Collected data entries
#####

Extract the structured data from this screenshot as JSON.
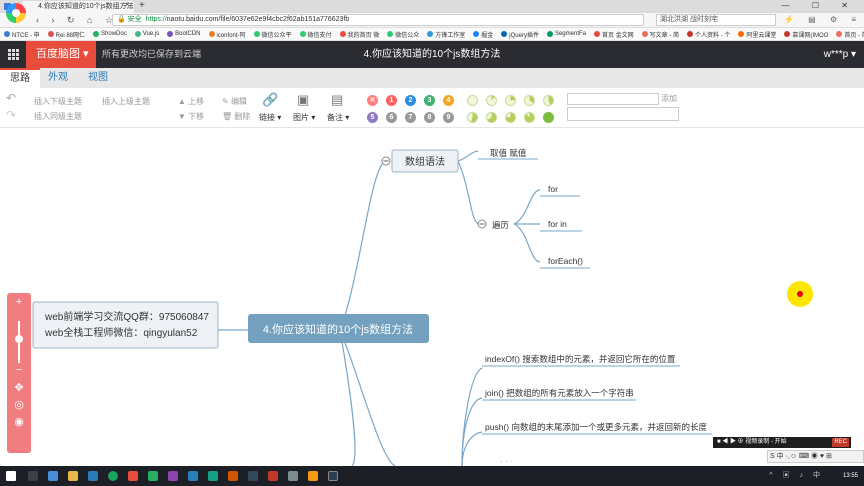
{
  "browser": {
    "tab_title": "4.你应该知道的10个js数组方法",
    "tab_close": "×",
    "new_tab": "+",
    "window_controls": "— ☐ ✕",
    "nav": "‹ › ↻ ⌂ ☆",
    "secure_label": "🔒 安全",
    "url_scheme": "https://",
    "url_rest": "naotu.baidu.com/file/6037e62e9f4cbc2f62ab151a776623fb",
    "search_placeholder": "湖北洪湖 战时刻宅",
    "addr_icons": "⚡ ▤ ⚙ ≡"
  },
  "bookmarks": [
    {
      "label": "NTCE - 申",
      "color": "#3a7bd5"
    },
    {
      "label": "Rei 88网仁",
      "color": "#d9534f"
    },
    {
      "label": "ShowDoc",
      "color": "#27ae60"
    },
    {
      "label": "Vue.js",
      "color": "#42b883"
    },
    {
      "label": "BootCDN",
      "color": "#7952b3"
    },
    {
      "label": "iconfont-阿",
      "color": "#e67e22"
    },
    {
      "label": "微信公众平",
      "color": "#2ecc71"
    },
    {
      "label": "微信支付",
      "color": "#2ecc71"
    },
    {
      "label": "我的首页 微",
      "color": "#e74c3c"
    },
    {
      "label": "微信公众",
      "color": "#2ecc71"
    },
    {
      "label": "方锋工作室",
      "color": "#3498db"
    },
    {
      "label": "掘金",
      "color": "#1e80ff"
    },
    {
      "label": "jQuery插件",
      "color": "#0769ad"
    },
    {
      "label": "SegmentFa",
      "color": "#009a61"
    },
    {
      "label": "首页 金文网",
      "color": "#e74c3c"
    },
    {
      "label": "写文章 - 简",
      "color": "#ea6f5a"
    },
    {
      "label": "个人资料 - 个",
      "color": "#c0392b"
    },
    {
      "label": "阿里云课堂",
      "color": "#ff6a00"
    },
    {
      "label": "慕课网(IMOO",
      "color": "#c0392b"
    },
    {
      "label": "首页 - 简书",
      "color": "#ea6f5a"
    }
  ],
  "app": {
    "brand": "百度脑图 ▾",
    "saved_status": "所有更改均已保存到云端",
    "doc_title": "4.你应该知道的10个js数组方法",
    "user": "w***p ▾"
  },
  "menu_tabs": [
    {
      "label": "思路",
      "active": true
    },
    {
      "label": "外观",
      "active": false
    },
    {
      "label": "视图",
      "active": false
    }
  ],
  "toolbar": {
    "undo": "↶",
    "redo": "↷",
    "insert_child": "插入下级主题",
    "insert_parent": "插入上级主题",
    "insert_sibling": "插入同级主题",
    "move_up": "上移",
    "move_down": "下移",
    "edit": "编辑",
    "delete": "删除",
    "link": "链接 ▾",
    "image": "图片 ▾",
    "note": "备注 ▾",
    "add": "添加",
    "priorities": [
      {
        "label": "✕",
        "color": "#ff8080"
      },
      {
        "label": "1",
        "color": "#ff6060"
      },
      {
        "label": "2",
        "color": "#2a8ee0"
      },
      {
        "label": "3",
        "color": "#3cb371"
      },
      {
        "label": "4",
        "color": "#f5a623"
      },
      {
        "label": "5",
        "color": "#8e7cc3"
      },
      {
        "label": "6",
        "color": "#999999"
      },
      {
        "label": "7",
        "color": "#999999"
      },
      {
        "label": "8",
        "color": "#999999"
      },
      {
        "label": "9",
        "color": "#999999"
      }
    ]
  },
  "mindmap": {
    "root": "4.你应该知道的10个js数组方法",
    "note_line1": "web前端学习交流QQ群：975060847",
    "note_line2": "web全栈工程师微信：qingyulan52",
    "branch_syntax": "数组语法",
    "get_set": "取值 赋值",
    "traverse": "遍历",
    "loop_for": "for",
    "loop_for_in": "for  in",
    "loop_foreach": "forEach()",
    "index_of": "indexOf()  搜索数组中的元素，并返回它所在的位置",
    "join": "join() 把数组的所有元素放入一个字符串",
    "push": "push()  向数组的末尾添加一个或更多元素，并返回新的长度",
    "next_partial": "·  ·  ·"
  },
  "zoom": {
    "zoom_in": "+",
    "zoom_out": "−",
    "move": "✥",
    "locate": "◎",
    "eye": "◉"
  },
  "recorder": {
    "label": "视频录制 - 开始",
    "badge": "REC"
  },
  "ime": "S 中 ·,☺ ⌨ ◉ ♥ ⊞",
  "taskbar": {
    "tray": "^ ▣ ♪ 中",
    "clock": "13:55"
  },
  "colors": {
    "header_bg": "#2a2c32",
    "brand_red": "#e74c3c",
    "root_node": "#73a1bf",
    "link_blue": "#2b7bb9",
    "zoom_panel": "#f07d7f"
  }
}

#####

(GOAL):
Make an exact copy of the records shown above, without the pictures.

(EXPECTED ANSWER):
Extract the structured data from this screenshot as JSON.
{
  "browser": {
    "tab_title": "4.你应该知道的10个js数组方法",
    "tab_close": "×",
    "new_tab": "+",
    "window_controls": "— ☐ ✕",
    "nav": "‹ › ↻ ⌂ ☆",
    "secure_label": "🔒 安全",
    "url_scheme": "https://",
    "url_rest": "naotu.baidu.com/file/6037e62e9f4cbc2f62ab151a776623fb",
    "search_placeholder": "湖北洪湖 战时刻宅",
    "addr_icons": "⚡ ▤ ⚙ ≡"
  },
  "bookmarks": [
    {
      "label": "NTCE - 申",
      "color": "#3a7bd5"
    },
    {
      "label": "Rei 88网仁",
      "color": "#d9534f"
    },
    {
      "label": "ShowDoc",
      "color": "#27ae60"
    },
    {
      "label": "Vue.js",
      "color": "#42b883"
    },
    {
      "label": "BootCDN",
      "color": "#7952b3"
    },
    {
      "label": "iconfont-阿",
      "color": "#e67e22"
    },
    {
      "label": "微信公众平",
      "color": "#2ecc71"
    },
    {
      "label": "微信支付",
      "color": "#2ecc71"
    },
    {
      "label": "我的首页 微",
      "color": "#e74c3c"
    },
    {
      "label": "微信公众",
      "color": "#2ecc71"
    },
    {
      "label": "方锋工作室",
      "color": "#3498db"
    },
    {
      "label": "掘金",
      "color": "#1e80ff"
    },
    {
      "label": "jQuery插件",
      "color": "#0769ad"
    },
    {
      "label": "SegmentFa",
      "color": "#009a61"
    },
    {
      "label": "首页 金文网",
      "color": "#e74c3c"
    },
    {
      "label": "写文章 - 简",
      "color": "#ea6f5a"
    },
    {
      "label": "个人资料 - 个",
      "color": "#c0392b"
    },
    {
      "label": "阿里云课堂",
      "color": "#ff6a00"
    },
    {
      "label": "慕课网(IMOO",
      "color": "#c0392b"
    },
    {
      "label": "首页 - 简书",
      "color": "#ea6f5a"
    }
  ],
  "app": {
    "brand": "百度脑图 ▾",
    "saved_status": "所有更改均已保存到云端",
    "doc_title": "4.你应该知道的10个js数组方法",
    "user": "w***p ▾"
  },
  "menu_tabs": [
    {
      "label": "思路",
      "active": true
    },
    {
      "label": "外观",
      "active": false
    },
    {
      "label": "视图",
      "active": false
    }
  ],
  "toolbar": {
    "undo": "↶",
    "redo": "↷",
    "insert_child": "插入下级主题",
    "insert_parent": "插入上级主题",
    "insert_sibling": "插入同级主题",
    "move_up": "上移",
    "move_down": "下移",
    "edit": "编辑",
    "delete": "删除",
    "link": "链接 ▾",
    "image": "图片 ▾",
    "note": "备注 ▾",
    "add": "添加",
    "priorities": [
      {
        "label": "✕",
        "color": "#ff8080"
      },
      {
        "label": "1",
        "color": "#ff6060"
      },
      {
        "label": "2",
        "color": "#2a8ee0"
      },
      {
        "label": "3",
        "color": "#3cb371"
      },
      {
        "label": "4",
        "color": "#f5a623"
      },
      {
        "label": "5",
        "color": "#8e7cc3"
      },
      {
        "label": "6",
        "color": "#999999"
      },
      {
        "label": "7",
        "color": "#999999"
      },
      {
        "label": "8",
        "color": "#999999"
      },
      {
        "label": "9",
        "color": "#999999"
      }
    ]
  },
  "mindmap": {
    "root": "4.你应该知道的10个js数组方法",
    "note_line1": "web前端学习交流QQ群：975060847",
    "note_line2": "web全栈工程师微信：qingyulan52",
    "branch_syntax": "数组语法",
    "get_set": "取值 赋值",
    "traverse": "遍历",
    "loop_for": "for",
    "loop_for_in": "for  in",
    "loop_foreach": "forEach()",
    "index_of": "indexOf()  搜索数组中的元素，并返回它所在的位置",
    "join": "join() 把数组的所有元素放入一个字符串",
    "push": "push()  向数组的末尾添加一个或更多元素，并返回新的长度",
    "next_partial": "·  ·  ·"
  },
  "zoom": {
    "zoom_in": "+",
    "zoom_out": "−",
    "move": "✥",
    "locate": "◎",
    "eye": "◉"
  },
  "recorder": {
    "label": "视频录制 - 开始",
    "badge": "REC"
  },
  "ime": "S 中 ·,☺ ⌨ ◉ ♥ ⊞",
  "taskbar": {
    "tray": "^ ▣ ♪ 中",
    "clock": "13:55"
  },
  "colors": {
    "header_bg": "#2a2c32",
    "brand_red": "#e74c3c",
    "root_node": "#73a1bf",
    "link_blue": "#2b7bb9",
    "zoom_panel": "#f07d7f"
  }
}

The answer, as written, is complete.